> _WHAT IS EXPECTED_: Report the number of lines containing "należności", with no other words.

(Records from a dataset)
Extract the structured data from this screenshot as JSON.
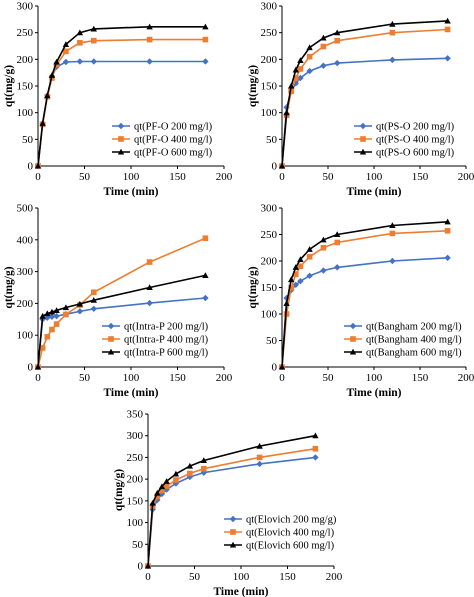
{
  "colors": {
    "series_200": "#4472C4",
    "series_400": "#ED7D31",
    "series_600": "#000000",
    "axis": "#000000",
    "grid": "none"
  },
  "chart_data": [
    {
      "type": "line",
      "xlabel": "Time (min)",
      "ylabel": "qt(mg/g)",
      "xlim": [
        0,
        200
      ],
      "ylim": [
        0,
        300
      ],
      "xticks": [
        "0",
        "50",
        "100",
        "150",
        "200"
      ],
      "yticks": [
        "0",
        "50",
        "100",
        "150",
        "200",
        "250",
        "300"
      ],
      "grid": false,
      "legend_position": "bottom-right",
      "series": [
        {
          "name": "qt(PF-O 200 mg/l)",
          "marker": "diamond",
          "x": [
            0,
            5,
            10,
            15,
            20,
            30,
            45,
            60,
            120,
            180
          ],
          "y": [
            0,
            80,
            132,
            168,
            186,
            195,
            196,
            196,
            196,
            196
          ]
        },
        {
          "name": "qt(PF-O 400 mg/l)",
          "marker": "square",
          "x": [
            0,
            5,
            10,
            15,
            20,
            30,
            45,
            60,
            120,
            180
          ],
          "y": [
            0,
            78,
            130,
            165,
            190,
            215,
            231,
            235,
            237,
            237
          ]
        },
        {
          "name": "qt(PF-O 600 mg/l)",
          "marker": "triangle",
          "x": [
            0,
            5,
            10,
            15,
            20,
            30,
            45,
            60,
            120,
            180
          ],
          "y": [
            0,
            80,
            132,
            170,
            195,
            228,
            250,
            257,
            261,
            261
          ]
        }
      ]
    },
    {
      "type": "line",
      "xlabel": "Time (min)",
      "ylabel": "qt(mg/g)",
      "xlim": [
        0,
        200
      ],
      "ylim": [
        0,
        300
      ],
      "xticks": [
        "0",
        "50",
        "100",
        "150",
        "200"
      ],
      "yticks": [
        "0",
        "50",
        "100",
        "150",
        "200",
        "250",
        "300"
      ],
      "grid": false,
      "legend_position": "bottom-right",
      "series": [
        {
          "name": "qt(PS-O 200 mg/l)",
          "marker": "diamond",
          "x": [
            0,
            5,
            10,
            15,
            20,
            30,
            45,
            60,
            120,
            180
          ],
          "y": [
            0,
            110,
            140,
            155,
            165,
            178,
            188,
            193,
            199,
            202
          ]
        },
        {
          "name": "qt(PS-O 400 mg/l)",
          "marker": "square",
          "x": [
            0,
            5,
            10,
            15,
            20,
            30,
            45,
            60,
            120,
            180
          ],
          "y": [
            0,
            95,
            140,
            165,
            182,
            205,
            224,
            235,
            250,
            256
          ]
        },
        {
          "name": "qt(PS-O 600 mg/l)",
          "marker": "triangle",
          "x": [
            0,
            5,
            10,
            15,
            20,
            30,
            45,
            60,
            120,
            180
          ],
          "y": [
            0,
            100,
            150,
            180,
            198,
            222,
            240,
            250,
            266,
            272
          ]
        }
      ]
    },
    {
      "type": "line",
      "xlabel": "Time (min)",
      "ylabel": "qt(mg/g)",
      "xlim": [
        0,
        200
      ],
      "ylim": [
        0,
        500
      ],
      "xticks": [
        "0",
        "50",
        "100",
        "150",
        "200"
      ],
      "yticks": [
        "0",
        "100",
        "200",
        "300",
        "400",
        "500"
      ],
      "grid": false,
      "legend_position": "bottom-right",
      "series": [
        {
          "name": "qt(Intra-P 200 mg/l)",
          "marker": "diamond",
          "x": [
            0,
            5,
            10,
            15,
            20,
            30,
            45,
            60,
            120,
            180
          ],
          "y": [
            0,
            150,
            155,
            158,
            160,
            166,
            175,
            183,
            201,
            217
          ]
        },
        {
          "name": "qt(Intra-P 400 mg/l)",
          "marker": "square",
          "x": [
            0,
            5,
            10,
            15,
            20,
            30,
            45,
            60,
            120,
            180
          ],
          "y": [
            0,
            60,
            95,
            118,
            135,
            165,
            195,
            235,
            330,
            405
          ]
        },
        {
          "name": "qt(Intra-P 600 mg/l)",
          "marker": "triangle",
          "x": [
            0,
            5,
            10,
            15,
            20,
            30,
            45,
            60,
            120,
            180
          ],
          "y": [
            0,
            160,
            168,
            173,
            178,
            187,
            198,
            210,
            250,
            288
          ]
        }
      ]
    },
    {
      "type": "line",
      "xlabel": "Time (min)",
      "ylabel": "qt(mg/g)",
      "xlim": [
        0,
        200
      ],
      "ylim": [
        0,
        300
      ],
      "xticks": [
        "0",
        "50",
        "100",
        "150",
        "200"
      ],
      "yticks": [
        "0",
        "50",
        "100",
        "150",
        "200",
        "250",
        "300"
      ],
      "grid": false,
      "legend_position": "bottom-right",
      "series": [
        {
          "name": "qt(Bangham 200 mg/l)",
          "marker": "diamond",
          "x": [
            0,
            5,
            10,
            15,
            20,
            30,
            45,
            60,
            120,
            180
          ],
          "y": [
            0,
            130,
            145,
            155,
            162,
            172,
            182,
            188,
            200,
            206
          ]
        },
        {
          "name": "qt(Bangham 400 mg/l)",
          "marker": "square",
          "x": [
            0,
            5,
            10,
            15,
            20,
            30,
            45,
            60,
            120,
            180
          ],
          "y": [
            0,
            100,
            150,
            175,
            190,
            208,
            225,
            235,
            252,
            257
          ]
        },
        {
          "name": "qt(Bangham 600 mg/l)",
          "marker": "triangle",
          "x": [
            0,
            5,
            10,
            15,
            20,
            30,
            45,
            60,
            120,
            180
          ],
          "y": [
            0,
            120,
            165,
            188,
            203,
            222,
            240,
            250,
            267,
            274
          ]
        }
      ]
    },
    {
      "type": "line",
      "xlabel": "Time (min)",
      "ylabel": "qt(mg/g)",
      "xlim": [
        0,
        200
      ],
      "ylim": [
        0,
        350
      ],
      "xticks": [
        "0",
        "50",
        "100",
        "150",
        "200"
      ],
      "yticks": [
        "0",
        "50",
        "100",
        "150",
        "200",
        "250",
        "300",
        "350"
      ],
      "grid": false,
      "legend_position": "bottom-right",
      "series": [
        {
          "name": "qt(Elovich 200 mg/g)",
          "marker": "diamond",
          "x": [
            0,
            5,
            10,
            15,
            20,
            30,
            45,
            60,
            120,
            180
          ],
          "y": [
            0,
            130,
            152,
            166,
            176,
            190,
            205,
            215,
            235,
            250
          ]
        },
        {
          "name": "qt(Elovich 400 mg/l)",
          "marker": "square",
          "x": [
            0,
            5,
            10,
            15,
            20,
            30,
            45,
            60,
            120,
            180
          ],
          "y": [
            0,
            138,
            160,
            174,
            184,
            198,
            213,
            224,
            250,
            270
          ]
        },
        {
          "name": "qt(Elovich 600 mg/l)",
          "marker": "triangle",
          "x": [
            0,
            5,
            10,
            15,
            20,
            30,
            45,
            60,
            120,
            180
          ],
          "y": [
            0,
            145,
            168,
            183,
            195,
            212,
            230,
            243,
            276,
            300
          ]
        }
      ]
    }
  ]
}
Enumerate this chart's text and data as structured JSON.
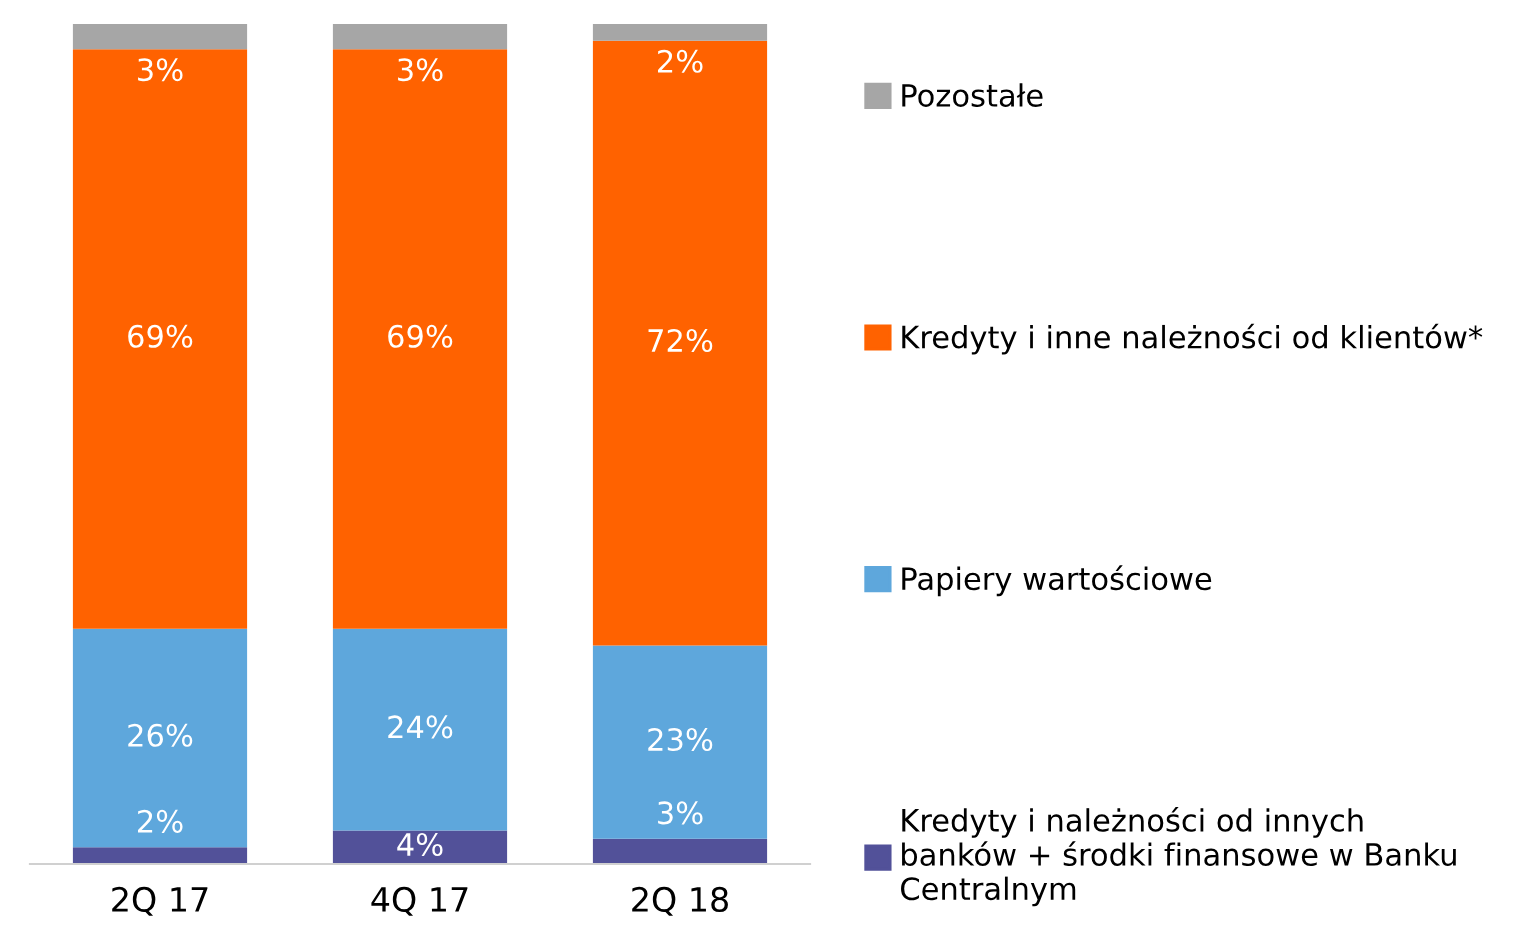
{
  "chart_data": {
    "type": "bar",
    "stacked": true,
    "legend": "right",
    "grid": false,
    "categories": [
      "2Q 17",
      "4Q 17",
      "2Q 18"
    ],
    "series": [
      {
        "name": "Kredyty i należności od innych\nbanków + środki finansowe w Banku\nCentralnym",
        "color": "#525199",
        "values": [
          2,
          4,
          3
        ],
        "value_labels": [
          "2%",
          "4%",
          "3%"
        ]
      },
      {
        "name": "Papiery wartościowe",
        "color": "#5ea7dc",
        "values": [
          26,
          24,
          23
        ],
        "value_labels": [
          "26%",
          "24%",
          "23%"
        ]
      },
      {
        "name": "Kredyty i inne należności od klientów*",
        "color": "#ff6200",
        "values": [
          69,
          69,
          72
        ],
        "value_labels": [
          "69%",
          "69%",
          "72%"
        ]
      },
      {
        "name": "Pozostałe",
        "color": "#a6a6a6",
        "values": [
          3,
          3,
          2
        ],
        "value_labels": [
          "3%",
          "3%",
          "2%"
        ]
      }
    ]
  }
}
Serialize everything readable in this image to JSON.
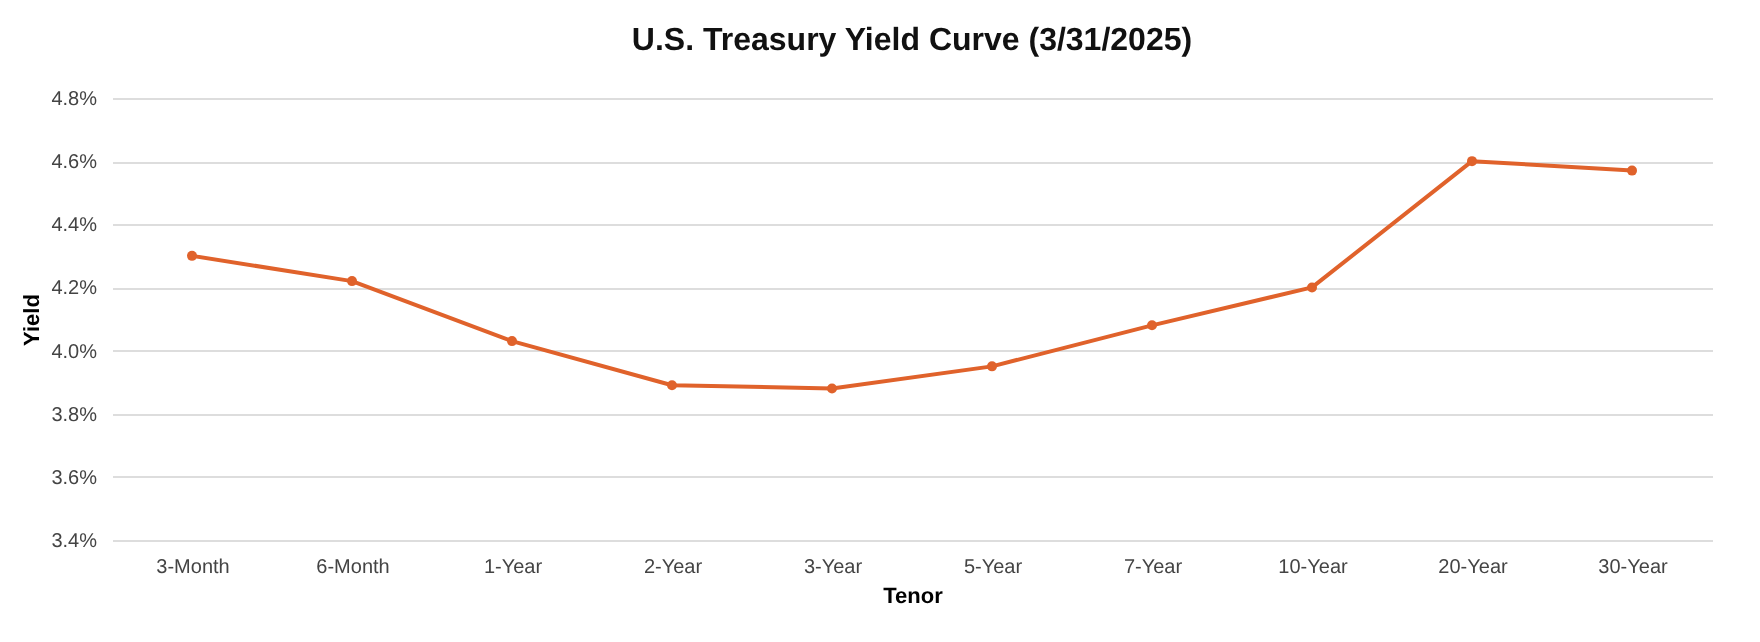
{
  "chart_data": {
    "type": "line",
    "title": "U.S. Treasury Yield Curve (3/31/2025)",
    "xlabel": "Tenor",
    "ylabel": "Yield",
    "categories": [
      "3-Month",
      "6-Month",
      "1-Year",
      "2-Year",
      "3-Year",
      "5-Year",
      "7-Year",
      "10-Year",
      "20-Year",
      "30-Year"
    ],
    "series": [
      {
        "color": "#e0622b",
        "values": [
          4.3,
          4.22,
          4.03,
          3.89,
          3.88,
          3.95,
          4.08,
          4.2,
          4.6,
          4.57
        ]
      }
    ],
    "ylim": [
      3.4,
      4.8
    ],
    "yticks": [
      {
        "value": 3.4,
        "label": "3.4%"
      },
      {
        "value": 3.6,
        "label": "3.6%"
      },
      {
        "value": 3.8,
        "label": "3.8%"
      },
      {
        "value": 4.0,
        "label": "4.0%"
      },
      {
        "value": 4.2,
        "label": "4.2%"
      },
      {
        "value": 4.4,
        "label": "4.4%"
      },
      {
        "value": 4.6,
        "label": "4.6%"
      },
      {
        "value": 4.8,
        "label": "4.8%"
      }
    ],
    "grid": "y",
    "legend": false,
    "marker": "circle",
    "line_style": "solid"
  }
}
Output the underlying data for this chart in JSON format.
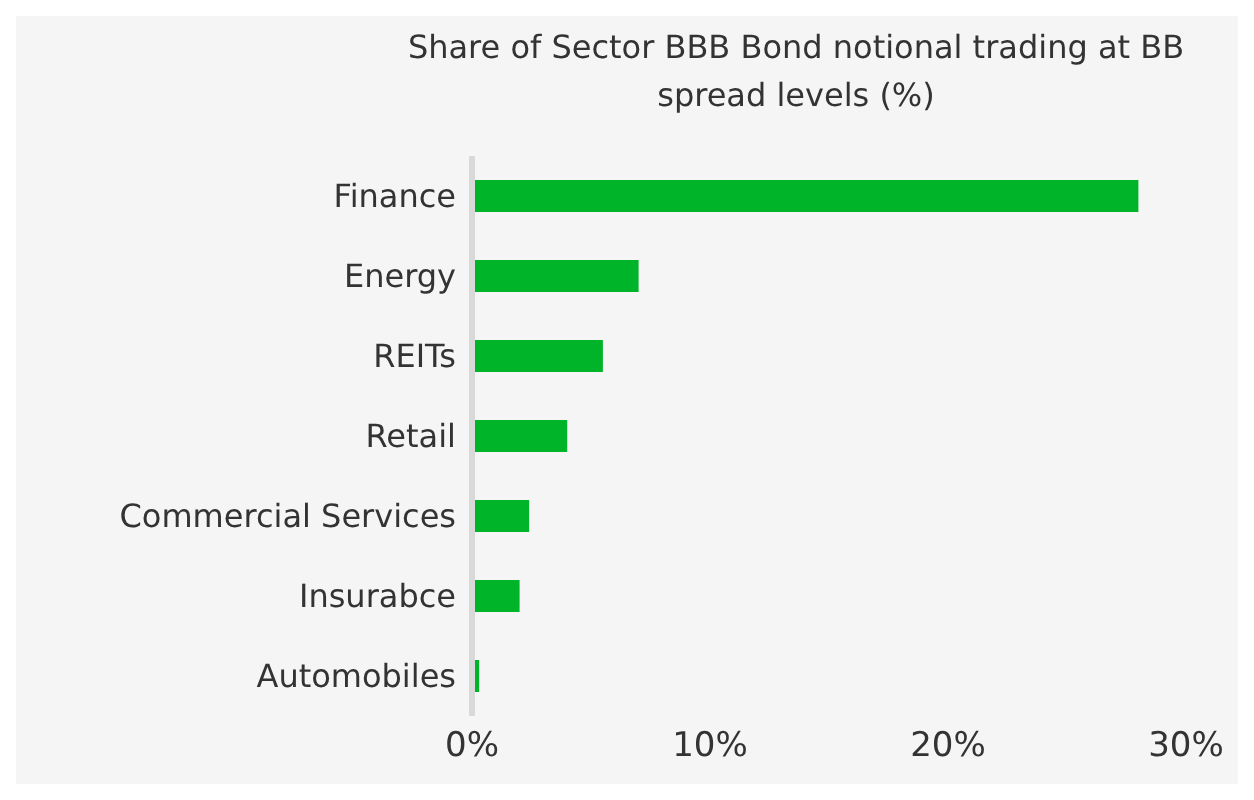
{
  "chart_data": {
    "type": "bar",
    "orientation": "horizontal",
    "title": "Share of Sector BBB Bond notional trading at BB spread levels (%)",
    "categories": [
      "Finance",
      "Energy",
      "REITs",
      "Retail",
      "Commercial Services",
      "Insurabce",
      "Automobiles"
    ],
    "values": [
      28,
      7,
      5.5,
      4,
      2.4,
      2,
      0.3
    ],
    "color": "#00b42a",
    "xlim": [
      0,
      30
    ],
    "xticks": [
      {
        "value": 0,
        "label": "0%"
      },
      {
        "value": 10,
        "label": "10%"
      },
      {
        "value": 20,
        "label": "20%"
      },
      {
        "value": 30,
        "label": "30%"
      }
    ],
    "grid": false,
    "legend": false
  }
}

> _SOLUTION TO THE PROBLEM_: 2